Give the records back in full, exactly as they read.

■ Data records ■
****************
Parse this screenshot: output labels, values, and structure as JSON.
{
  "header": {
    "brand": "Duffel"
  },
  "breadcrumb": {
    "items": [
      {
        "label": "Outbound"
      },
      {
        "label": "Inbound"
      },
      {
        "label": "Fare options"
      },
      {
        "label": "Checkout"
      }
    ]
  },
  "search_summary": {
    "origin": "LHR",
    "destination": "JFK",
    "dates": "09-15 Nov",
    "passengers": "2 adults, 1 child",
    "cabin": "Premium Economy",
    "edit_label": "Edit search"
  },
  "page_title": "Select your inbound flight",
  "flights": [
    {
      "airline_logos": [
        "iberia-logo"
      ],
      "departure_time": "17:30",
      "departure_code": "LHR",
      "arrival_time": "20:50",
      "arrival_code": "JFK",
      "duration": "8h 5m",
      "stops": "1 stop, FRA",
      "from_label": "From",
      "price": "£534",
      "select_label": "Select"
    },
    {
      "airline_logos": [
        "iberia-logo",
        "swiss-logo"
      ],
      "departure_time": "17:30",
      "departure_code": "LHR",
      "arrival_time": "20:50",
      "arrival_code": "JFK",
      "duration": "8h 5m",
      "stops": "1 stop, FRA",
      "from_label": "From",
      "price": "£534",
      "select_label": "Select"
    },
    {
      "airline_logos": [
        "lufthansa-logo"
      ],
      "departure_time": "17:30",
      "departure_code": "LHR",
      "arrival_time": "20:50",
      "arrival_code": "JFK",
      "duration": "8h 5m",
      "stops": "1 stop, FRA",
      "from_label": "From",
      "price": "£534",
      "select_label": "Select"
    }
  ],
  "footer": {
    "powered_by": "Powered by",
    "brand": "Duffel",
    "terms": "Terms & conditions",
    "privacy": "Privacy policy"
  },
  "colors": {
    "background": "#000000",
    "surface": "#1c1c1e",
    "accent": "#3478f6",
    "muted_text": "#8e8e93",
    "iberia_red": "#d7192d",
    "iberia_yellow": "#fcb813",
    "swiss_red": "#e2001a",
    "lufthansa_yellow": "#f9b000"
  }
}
****************
■ Reply ■
Parse this screenshot: output labels, values, and structure as JSON.
{
  "header": {
    "brand": "Duffel"
  },
  "breadcrumb": {
    "items": [
      {
        "label": "Outbound"
      },
      {
        "label": "Inbound"
      },
      {
        "label": "Fare options"
      },
      {
        "label": "Checkout"
      }
    ]
  },
  "search_summary": {
    "origin": "LHR",
    "destination": "JFK",
    "dates": "09-15 Nov",
    "passengers": "2 adults, 1 child",
    "cabin": "Premium Economy",
    "edit_label": "Edit search"
  },
  "page_title": "Select your inbound flight",
  "flights": [
    {
      "airline_logos": [
        "iberia-logo"
      ],
      "departure_time": "17:30",
      "departure_code": "LHR",
      "arrival_time": "20:50",
      "arrival_code": "JFK",
      "duration": "8h 5m",
      "stops": "1 stop, FRA",
      "from_label": "From",
      "price": "£534",
      "select_label": "Select"
    },
    {
      "airline_logos": [
        "iberia-logo",
        "swiss-logo"
      ],
      "departure_time": "17:30",
      "departure_code": "LHR",
      "arrival_time": "20:50",
      "arrival_code": "JFK",
      "duration": "8h 5m",
      "stops": "1 stop, FRA",
      "from_label": "From",
      "price": "£534",
      "select_label": "Select"
    },
    {
      "airline_logos": [
        "lufthansa-logo"
      ],
      "departure_time": "17:30",
      "departure_code": "LHR",
      "arrival_time": "20:50",
      "arrival_code": "JFK",
      "duration": "8h 5m",
      "stops": "1 stop, FRA",
      "from_label": "From",
      "price": "£534",
      "select_label": "Select"
    }
  ],
  "footer": {
    "powered_by": "Powered by",
    "brand": "Duffel",
    "terms": "Terms & conditions",
    "privacy": "Privacy policy"
  },
  "colors": {
    "background": "#000000",
    "surface": "#1c1c1e",
    "accent": "#3478f6",
    "muted_text": "#8e8e93",
    "iberia_red": "#d7192d",
    "iberia_yellow": "#fcb813",
    "swiss_red": "#e2001a",
    "lufthansa_yellow": "#f9b000"
  }
}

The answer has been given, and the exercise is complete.